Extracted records

■ ■ ■ ■ ■

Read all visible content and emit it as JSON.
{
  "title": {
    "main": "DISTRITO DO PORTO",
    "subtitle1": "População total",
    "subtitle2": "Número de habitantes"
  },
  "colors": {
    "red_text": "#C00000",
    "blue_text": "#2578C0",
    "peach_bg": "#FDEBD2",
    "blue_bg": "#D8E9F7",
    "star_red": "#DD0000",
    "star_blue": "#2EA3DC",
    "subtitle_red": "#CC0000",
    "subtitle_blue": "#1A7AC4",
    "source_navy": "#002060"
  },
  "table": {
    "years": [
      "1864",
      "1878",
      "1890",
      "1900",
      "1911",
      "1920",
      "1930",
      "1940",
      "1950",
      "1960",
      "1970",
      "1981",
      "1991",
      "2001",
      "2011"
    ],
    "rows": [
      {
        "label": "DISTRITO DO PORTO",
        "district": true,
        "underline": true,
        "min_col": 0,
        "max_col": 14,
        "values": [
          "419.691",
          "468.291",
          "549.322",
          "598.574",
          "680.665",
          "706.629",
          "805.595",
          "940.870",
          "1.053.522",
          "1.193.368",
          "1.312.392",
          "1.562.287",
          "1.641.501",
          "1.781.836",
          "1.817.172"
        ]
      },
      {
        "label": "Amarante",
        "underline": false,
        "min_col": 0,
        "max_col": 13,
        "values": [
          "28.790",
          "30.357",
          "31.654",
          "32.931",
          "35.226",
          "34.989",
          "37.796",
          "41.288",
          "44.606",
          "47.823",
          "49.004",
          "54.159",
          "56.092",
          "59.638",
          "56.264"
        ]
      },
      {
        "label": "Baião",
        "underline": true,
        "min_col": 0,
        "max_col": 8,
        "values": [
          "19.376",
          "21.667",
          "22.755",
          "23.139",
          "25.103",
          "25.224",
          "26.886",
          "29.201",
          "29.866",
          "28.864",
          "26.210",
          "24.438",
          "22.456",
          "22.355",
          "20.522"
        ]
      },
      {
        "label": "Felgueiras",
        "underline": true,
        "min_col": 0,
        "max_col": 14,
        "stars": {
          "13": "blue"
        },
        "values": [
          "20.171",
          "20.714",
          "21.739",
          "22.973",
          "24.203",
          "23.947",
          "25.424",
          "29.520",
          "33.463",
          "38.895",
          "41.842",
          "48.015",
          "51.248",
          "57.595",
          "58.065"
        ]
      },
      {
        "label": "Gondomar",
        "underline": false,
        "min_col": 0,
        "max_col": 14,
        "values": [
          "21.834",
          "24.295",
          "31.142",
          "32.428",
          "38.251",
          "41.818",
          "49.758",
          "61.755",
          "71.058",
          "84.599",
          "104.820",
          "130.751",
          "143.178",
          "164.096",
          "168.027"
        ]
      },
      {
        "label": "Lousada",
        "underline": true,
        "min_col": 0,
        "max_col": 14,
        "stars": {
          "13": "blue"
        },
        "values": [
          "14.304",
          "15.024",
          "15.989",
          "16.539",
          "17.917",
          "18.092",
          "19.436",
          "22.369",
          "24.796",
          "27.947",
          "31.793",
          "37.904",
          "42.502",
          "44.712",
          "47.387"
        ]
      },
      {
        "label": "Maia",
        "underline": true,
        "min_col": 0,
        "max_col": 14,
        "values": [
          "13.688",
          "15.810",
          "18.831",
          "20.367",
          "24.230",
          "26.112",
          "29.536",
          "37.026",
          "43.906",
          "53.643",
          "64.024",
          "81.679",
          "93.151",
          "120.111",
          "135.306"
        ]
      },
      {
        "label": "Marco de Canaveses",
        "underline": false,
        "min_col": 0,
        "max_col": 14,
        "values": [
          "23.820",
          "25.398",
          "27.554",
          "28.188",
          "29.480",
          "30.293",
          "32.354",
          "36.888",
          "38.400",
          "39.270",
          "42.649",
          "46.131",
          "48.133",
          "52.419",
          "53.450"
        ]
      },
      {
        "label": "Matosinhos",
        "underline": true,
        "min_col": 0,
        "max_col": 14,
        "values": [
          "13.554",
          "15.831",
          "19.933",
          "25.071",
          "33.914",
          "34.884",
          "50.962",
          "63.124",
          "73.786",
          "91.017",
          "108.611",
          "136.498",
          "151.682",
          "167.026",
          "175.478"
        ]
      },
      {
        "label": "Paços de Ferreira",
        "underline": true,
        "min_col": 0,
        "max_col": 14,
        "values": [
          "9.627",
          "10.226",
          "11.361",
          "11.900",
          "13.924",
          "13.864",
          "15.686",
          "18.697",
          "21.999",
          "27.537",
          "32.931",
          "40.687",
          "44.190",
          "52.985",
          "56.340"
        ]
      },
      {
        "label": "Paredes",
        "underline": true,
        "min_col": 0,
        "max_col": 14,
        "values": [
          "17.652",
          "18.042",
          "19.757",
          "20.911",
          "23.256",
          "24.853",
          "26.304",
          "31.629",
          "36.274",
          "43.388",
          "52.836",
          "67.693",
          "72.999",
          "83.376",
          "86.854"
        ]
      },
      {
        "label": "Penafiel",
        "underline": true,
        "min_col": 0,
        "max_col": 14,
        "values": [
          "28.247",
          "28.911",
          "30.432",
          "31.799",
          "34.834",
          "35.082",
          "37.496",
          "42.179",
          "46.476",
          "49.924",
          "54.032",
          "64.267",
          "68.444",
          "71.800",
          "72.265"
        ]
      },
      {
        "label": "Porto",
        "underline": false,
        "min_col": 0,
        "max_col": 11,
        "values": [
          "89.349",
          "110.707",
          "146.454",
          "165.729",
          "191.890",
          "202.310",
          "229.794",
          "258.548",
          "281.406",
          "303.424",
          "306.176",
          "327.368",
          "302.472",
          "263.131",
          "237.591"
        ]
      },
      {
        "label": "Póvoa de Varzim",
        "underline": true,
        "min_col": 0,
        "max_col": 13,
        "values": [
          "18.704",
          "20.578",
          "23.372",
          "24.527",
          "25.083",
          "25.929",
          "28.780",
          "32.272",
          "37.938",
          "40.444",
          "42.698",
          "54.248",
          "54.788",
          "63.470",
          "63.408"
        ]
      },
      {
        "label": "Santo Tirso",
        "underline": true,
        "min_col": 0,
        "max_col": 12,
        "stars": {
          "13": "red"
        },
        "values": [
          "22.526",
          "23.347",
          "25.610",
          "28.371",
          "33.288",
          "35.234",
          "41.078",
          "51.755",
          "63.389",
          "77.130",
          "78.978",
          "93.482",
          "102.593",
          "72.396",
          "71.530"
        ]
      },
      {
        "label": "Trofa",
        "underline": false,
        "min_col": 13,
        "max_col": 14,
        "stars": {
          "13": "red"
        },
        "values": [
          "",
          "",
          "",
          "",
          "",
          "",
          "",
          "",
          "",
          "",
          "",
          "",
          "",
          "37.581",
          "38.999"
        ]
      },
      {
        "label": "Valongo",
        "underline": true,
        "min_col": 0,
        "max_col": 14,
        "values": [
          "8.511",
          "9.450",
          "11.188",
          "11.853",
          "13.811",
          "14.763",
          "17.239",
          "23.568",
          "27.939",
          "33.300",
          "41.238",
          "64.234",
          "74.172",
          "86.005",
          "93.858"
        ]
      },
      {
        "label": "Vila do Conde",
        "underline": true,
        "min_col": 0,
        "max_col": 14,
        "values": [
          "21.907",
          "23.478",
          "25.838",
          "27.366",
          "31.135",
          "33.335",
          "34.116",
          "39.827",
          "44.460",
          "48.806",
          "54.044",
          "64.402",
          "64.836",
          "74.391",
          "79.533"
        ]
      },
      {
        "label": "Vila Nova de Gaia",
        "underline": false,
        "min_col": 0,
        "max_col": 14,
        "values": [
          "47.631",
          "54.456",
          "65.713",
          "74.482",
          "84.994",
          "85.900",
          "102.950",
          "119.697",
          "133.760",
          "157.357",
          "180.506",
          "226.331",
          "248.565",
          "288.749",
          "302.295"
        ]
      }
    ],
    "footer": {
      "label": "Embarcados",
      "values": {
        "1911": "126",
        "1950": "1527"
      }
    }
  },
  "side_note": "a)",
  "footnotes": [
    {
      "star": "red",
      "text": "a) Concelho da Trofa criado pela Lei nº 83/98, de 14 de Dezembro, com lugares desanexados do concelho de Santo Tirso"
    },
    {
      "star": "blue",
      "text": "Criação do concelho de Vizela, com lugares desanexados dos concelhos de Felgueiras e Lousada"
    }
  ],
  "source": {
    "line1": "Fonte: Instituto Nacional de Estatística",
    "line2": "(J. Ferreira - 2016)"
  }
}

■ ■ ■ ■ ■

STATED EXERCISE:
Where a line in the entries holds the word "concelho", copy that line.

RESULT OF THIS TASK:
      "text": "a) Concelho da Trofa criado pela Lei nº 83/98, de 14 de Dezembro, com lugares desanexados do concelho de Santo Tirso"
      "text": "Criação do concelho de Vizela, com lugares desanexados dos concelhos de Felgueiras e Lousada"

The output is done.